• [WHAT IS ASKED]: Copy every one of the entries below line for line, leaving out the pictures.

(A few records)
# # # # #

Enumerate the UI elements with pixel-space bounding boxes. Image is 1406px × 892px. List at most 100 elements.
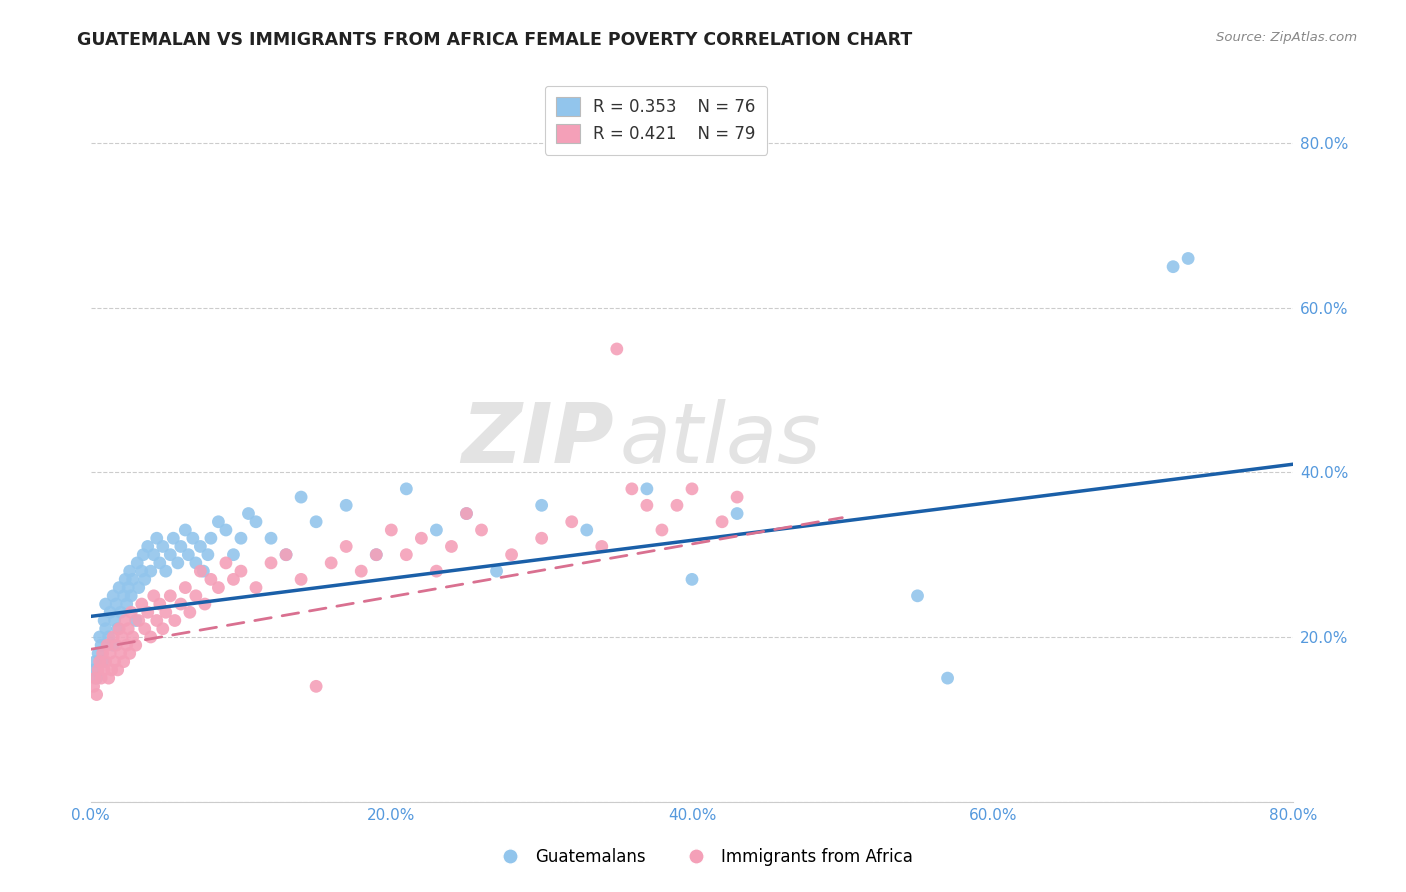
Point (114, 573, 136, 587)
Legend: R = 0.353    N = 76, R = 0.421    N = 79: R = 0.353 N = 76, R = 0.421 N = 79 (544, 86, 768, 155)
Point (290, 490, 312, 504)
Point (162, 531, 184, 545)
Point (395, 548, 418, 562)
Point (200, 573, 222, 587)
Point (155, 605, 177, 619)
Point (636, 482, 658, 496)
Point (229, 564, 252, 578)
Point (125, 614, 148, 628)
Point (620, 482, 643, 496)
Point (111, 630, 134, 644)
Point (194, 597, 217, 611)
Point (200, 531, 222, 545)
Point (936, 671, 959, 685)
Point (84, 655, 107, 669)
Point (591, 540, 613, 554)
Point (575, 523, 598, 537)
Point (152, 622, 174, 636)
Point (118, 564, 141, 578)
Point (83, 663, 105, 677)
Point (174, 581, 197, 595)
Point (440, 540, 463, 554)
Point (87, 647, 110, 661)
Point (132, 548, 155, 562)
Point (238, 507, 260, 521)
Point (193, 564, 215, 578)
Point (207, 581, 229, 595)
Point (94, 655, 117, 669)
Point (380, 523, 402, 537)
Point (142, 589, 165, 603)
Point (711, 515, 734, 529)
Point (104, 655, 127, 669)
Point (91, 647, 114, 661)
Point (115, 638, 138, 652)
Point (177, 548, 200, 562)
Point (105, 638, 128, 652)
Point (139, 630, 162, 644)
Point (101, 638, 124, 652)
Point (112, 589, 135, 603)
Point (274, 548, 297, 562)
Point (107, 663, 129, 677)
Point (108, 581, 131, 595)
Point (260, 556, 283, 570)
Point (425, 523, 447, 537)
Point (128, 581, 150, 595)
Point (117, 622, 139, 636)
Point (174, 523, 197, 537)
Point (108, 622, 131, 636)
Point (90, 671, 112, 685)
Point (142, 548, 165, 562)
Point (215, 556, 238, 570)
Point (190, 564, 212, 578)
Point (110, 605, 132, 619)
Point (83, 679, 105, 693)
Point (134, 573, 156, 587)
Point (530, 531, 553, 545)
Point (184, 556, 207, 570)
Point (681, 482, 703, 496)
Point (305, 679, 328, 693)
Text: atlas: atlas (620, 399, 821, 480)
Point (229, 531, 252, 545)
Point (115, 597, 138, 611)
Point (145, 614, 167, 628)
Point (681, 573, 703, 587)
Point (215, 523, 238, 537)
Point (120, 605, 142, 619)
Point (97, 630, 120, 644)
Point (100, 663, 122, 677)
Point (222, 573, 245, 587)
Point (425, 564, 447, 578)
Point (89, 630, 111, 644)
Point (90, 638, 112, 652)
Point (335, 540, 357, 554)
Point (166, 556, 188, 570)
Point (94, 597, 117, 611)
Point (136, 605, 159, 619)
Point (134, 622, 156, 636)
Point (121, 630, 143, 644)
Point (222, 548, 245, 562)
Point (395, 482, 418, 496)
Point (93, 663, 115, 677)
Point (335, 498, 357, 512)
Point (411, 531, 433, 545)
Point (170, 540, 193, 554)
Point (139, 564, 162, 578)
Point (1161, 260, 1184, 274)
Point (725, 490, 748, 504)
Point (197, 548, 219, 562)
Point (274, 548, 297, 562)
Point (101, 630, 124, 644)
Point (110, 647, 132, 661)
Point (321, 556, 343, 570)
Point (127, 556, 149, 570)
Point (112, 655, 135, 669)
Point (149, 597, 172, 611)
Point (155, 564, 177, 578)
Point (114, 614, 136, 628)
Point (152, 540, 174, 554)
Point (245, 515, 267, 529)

# # # # #

• [SOLUTION TO THIS EXERCISE]:
Enumerate the UI elements with pixel-space bounding boxes. Image is 1406px × 892px. List at most 100 elements.
Point (114, 573, 136, 587)
Legend: R = 0.353    N = 76, R = 0.421    N = 79: R = 0.353 N = 76, R = 0.421 N = 79 (544, 86, 768, 155)
Point (290, 490, 312, 504)
Point (162, 531, 184, 545)
Point (395, 548, 418, 562)
Point (200, 573, 222, 587)
Point (155, 605, 177, 619)
Point (636, 482, 658, 496)
Point (229, 564, 252, 578)
Point (125, 614, 148, 628)
Point (620, 482, 643, 496)
Point (111, 630, 134, 644)
Point (194, 597, 217, 611)
Point (200, 531, 222, 545)
Point (936, 671, 959, 685)
Point (84, 655, 107, 669)
Point (591, 540, 613, 554)
Point (575, 523, 598, 537)
Point (152, 622, 174, 636)
Point (118, 564, 141, 578)
Point (83, 663, 105, 677)
Point (174, 581, 197, 595)
Point (440, 540, 463, 554)
Point (87, 647, 110, 661)
Point (132, 548, 155, 562)
Point (238, 507, 260, 521)
Point (193, 564, 215, 578)
Point (207, 581, 229, 595)
Point (94, 655, 117, 669)
Point (380, 523, 402, 537)
Point (142, 589, 165, 603)
Point (711, 515, 734, 529)
Point (104, 655, 127, 669)
Point (91, 647, 114, 661)
Point (115, 638, 138, 652)
Point (177, 548, 200, 562)
Point (105, 638, 128, 652)
Point (139, 630, 162, 644)
Point (101, 638, 124, 652)
Point (112, 589, 135, 603)
Point (274, 548, 297, 562)
Point (107, 663, 129, 677)
Point (108, 581, 131, 595)
Point (260, 556, 283, 570)
Point (425, 523, 447, 537)
Point (128, 581, 150, 595)
Point (117, 622, 139, 636)
Point (174, 523, 197, 537)
Point (108, 622, 131, 636)
Point (90, 671, 112, 685)
Point (142, 548, 165, 562)
Point (215, 556, 238, 570)
Point (190, 564, 212, 578)
Point (110, 605, 132, 619)
Point (83, 679, 105, 693)
Point (134, 573, 156, 587)
Point (530, 531, 553, 545)
Point (184, 556, 207, 570)
Point (681, 482, 703, 496)
Point (305, 679, 328, 693)
Text: atlas: atlas (620, 399, 821, 480)
Point (229, 531, 252, 545)
Point (115, 597, 138, 611)
Point (145, 614, 167, 628)
Point (681, 573, 703, 587)
Point (215, 523, 238, 537)
Point (120, 605, 142, 619)
Point (97, 630, 120, 644)
Point (100, 663, 122, 677)
Point (222, 573, 245, 587)
Point (425, 564, 447, 578)
Point (89, 630, 111, 644)
Point (90, 638, 112, 652)
Point (335, 540, 357, 554)
Point (166, 556, 188, 570)
Point (94, 597, 117, 611)
Point (136, 605, 159, 619)
Point (134, 622, 156, 636)
Point (121, 630, 143, 644)
Point (222, 548, 245, 562)
Point (395, 482, 418, 496)
Point (93, 663, 115, 677)
Point (335, 498, 357, 512)
Point (411, 531, 433, 545)
Point (170, 540, 193, 554)
Point (139, 564, 162, 578)
Point (1161, 260, 1184, 274)
Point (725, 490, 748, 504)
Point (197, 548, 219, 562)
Point (274, 548, 297, 562)
Point (101, 630, 124, 644)
Point (110, 647, 132, 661)
Point (321, 556, 343, 570)
Point (127, 556, 149, 570)
Point (112, 655, 135, 669)
Point (149, 597, 172, 611)
Point (155, 564, 177, 578)
Point (114, 614, 136, 628)
Point (152, 540, 174, 554)
Point (245, 515, 267, 529)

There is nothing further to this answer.